begin

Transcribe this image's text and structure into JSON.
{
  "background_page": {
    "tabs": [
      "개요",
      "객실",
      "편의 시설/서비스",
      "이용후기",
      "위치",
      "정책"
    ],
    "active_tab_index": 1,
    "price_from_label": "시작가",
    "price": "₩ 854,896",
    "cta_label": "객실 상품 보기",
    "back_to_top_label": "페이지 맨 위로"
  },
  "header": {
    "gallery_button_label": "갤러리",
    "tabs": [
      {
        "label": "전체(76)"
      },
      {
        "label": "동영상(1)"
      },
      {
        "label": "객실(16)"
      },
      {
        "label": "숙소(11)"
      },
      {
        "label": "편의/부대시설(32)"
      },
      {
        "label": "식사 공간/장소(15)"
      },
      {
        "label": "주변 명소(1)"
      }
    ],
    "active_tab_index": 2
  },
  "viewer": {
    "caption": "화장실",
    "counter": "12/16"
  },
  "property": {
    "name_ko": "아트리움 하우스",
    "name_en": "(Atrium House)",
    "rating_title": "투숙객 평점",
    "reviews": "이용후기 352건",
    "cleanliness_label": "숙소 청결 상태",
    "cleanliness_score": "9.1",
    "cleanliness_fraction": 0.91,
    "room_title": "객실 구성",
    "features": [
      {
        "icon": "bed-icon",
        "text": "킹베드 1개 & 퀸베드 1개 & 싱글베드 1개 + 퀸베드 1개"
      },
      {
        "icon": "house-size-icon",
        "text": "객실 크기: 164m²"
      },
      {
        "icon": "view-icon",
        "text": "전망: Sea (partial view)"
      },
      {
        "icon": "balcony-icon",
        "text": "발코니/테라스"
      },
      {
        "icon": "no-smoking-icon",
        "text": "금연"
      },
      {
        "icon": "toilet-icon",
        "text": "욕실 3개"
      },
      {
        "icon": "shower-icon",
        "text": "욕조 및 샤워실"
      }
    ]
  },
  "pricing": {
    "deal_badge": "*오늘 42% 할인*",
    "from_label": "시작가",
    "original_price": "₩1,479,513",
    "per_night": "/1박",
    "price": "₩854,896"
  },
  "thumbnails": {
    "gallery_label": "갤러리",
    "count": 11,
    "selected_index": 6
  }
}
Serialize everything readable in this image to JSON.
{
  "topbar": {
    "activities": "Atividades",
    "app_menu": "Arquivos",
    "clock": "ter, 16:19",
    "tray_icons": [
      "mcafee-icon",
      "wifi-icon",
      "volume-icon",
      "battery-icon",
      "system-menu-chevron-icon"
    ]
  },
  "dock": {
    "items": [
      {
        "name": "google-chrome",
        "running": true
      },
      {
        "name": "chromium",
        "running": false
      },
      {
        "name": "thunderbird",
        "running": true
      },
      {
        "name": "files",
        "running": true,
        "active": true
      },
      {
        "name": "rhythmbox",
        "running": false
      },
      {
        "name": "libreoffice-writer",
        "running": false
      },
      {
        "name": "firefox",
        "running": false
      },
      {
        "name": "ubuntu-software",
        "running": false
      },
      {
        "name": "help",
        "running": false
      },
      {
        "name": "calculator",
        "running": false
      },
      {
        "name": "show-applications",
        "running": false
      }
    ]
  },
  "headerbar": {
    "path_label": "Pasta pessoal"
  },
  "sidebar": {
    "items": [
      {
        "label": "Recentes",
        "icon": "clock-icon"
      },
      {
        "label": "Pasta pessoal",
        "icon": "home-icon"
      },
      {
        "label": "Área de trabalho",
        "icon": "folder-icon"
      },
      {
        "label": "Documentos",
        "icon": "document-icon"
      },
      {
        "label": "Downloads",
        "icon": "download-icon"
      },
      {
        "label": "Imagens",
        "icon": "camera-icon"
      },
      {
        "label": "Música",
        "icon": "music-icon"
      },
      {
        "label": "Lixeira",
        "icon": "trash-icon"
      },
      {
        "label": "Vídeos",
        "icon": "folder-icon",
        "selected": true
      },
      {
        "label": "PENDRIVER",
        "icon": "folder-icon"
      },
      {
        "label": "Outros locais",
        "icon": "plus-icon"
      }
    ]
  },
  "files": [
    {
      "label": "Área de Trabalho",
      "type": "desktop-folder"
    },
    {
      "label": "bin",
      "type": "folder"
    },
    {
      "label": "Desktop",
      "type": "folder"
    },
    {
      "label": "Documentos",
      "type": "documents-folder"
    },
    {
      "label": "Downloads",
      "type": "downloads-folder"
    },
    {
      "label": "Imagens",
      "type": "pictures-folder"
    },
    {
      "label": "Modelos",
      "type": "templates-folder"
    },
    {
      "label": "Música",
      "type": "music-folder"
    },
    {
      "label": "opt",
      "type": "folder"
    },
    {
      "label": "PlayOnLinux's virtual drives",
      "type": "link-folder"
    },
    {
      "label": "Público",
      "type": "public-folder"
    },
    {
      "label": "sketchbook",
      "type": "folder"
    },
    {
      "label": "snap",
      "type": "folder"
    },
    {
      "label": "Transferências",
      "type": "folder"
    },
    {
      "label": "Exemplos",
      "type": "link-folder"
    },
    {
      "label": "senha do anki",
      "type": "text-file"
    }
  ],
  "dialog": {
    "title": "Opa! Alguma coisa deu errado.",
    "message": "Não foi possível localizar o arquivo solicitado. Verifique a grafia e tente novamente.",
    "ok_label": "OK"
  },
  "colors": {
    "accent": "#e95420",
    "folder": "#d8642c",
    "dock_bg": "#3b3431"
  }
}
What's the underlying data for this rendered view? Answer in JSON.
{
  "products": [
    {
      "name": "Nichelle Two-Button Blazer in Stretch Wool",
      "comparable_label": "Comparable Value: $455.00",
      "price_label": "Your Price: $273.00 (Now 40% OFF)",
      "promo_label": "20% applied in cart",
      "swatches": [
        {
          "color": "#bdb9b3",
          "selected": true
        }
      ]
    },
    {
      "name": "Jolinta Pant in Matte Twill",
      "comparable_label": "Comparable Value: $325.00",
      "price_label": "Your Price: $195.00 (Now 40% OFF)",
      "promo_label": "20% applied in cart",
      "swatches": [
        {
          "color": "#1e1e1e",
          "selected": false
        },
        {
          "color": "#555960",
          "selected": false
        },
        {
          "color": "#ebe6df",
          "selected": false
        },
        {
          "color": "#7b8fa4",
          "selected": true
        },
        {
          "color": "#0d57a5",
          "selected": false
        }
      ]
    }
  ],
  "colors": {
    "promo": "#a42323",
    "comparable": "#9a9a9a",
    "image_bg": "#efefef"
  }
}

end

TASK REQUIREMENTS:
Answer only with how many lines in the records include "text".

CORRECT RESPONSE:
9